■ Stated goal
Beneath this sentence is a set of records; write each of them out exactly.

*-*-*

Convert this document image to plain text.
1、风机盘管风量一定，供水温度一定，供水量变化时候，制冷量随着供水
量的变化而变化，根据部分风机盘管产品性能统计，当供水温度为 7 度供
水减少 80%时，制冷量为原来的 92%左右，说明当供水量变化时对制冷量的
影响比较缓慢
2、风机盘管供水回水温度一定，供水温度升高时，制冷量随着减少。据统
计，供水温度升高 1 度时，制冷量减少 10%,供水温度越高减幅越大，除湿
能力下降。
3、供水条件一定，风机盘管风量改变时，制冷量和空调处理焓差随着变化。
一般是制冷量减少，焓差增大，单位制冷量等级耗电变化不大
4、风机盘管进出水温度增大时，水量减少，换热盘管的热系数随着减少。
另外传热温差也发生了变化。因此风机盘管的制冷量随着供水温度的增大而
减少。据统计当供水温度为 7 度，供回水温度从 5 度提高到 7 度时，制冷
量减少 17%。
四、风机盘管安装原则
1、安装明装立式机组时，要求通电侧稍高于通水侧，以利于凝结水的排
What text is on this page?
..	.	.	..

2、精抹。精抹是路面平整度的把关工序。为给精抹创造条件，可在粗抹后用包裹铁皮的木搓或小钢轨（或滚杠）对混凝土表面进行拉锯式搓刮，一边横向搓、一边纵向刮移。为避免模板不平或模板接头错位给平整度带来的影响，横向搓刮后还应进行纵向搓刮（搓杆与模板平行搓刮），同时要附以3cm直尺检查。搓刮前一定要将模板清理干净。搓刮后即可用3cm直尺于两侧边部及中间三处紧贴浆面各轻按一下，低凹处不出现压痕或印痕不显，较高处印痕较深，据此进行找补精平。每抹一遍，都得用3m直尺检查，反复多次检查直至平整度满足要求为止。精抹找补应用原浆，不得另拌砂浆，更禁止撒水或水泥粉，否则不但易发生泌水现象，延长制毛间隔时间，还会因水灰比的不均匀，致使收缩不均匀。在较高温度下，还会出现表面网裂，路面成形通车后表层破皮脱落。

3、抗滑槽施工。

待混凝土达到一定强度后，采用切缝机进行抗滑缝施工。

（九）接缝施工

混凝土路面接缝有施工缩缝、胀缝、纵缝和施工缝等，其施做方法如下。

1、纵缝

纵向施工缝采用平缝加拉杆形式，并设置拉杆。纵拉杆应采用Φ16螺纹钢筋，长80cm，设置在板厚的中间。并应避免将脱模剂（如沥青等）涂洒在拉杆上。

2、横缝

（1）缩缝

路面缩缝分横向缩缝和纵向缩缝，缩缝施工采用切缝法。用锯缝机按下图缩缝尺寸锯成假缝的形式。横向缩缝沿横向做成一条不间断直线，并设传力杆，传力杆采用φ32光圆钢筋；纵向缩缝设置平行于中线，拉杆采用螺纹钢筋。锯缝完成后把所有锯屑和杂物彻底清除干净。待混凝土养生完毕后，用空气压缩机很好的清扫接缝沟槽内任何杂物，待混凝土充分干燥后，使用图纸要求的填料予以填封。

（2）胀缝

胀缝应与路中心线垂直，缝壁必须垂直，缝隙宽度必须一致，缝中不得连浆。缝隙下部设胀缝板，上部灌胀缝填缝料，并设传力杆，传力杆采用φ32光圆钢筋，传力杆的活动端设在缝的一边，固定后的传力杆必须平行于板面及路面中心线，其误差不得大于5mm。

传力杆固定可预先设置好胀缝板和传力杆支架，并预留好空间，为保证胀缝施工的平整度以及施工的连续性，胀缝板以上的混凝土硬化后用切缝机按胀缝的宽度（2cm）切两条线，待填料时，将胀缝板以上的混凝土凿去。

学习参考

*-*-*

■ Completed task
Convert this document image to plain text.
1、风机盘管风量一定，供水温度一定，供水量变化时候，制冷量随着供水
量的变化而变化，根据部分风机盘管产品性能统计，当供水温度为 7 度供
水减少 80%时，制冷量为原来的 92%左右，说明当供水量变化时对制冷量的
影响比较缓慢
2、风机盘管供水回水温度一定，供水温度升高时，制冷量随着减少。据统
计，供水温度升高 1 度时，制冷量减少 10%,供水温度越高减幅越大，除湿
能力下降。
3、供水条件一定，风机盘管风量改变时，制冷量和空调处理焓差随着变化。
一般是制冷量减少，焓差增大，单位制冷量等级耗电变化不大
4、风机盘管进出水温度增大时，水量减少，换热盘管的热系数随着减少。
另外传热温差也发生了变化。因此风机盘管的制冷量随着供水温度的增大而
减少。据统计当供水温度为 7 度，供回水温度从 5 度提高到 7 度时，制冷
量减少 17%。
四、风机盘管安装原则
1、安装明装立式机组时，要求通电侧稍高于通水侧，以利于凝结水的排
What text is on this page?
..	.	.	..

2、精抹。精抹是路面平整度的把关工序。为给精抹创造条件，可在粗抹后用包裹铁皮的木搓或小钢轨（或滚杠）对混凝土表面进行拉锯式搓刮，一边横向搓、一边纵向刮移。为避免模板不平或模板接头错位给平整度带来的影响，横向搓刮后还应进行纵向搓刮（搓杆与模板平行搓刮），同时要附以3cm直尺检查。搓刮前一定要将模板清理干净。搓刮后即可用3cm直尺于两侧边部及中间三处紧贴浆面各轻按一下，低凹处不出现压痕或印痕不显，较高处印痕较深，据此进行找补精平。每抹一遍，都得用3m直尺检查，反复多次检查直至平整度满足要求为止。精抹找补应用原浆，不得另拌砂浆，更禁止撒水或水泥粉，否则不但易发生泌水现象，延长制毛间隔时间，还会因水灰比的不均匀，致使收缩不均匀。在较高温度下，还会出现表面网裂，路面成形通车后表层破皮脱落。

3、抗滑槽施工。

待混凝土达到一定强度后，采用切缝机进行抗滑缝施工。

（九）接缝施工

混凝土路面接缝有施工缩缝、胀缝、纵缝和施工缝等，其施做方法如下。

1、纵缝

纵向施工缝采用平缝加拉杆形式，并设置拉杆。纵拉杆应采用Φ16螺纹钢筋，长80cm，设置在板厚的中间。并应避免将脱模剂（如沥青等）涂洒在拉杆上。

2、横缝

（1）缩缝

路面缩缝分横向缩缝和纵向缩缝，缩缝施工采用切缝法。用锯缝机按下图缩缝尺寸锯成假缝的形式。横向缩缝沿横向做成一条不间断直线，并设传力杆，传力杆采用φ32光圆钢筋；纵向缩缝设置平行于中线，拉杆采用螺纹钢筋。锯缝完成后把所有锯屑和杂物彻底清除干净。待混凝土养生完毕后，用空气压缩机很好的清扫接缝沟槽内任何杂物，待混凝土充分干燥后，使用图纸要求的填料予以填封。

（2）胀缝

胀缝应与路中心线垂直，缝壁必须垂直，缝隙宽度必须一致，缝中不得连浆。缝隙下部设胀缝板，上部灌胀缝填缝料，并设传力杆，传力杆采用φ32光圆钢筋，传力杆的活动端设在缝的一边，固定后的传力杆必须平行于板面及路面中心线，其误差不得大于5mm。

传力杆固定可预先设置好胀缝板和传力杆支架，并预留好空间，为保证胀缝施工的平整度以及施工的连续性，胀缝板以上的混凝土硬化后用切缝机按胀缝的宽度（2cm）切两条线，待填料时，将胀缝板以上的混凝土凿去。

学习参考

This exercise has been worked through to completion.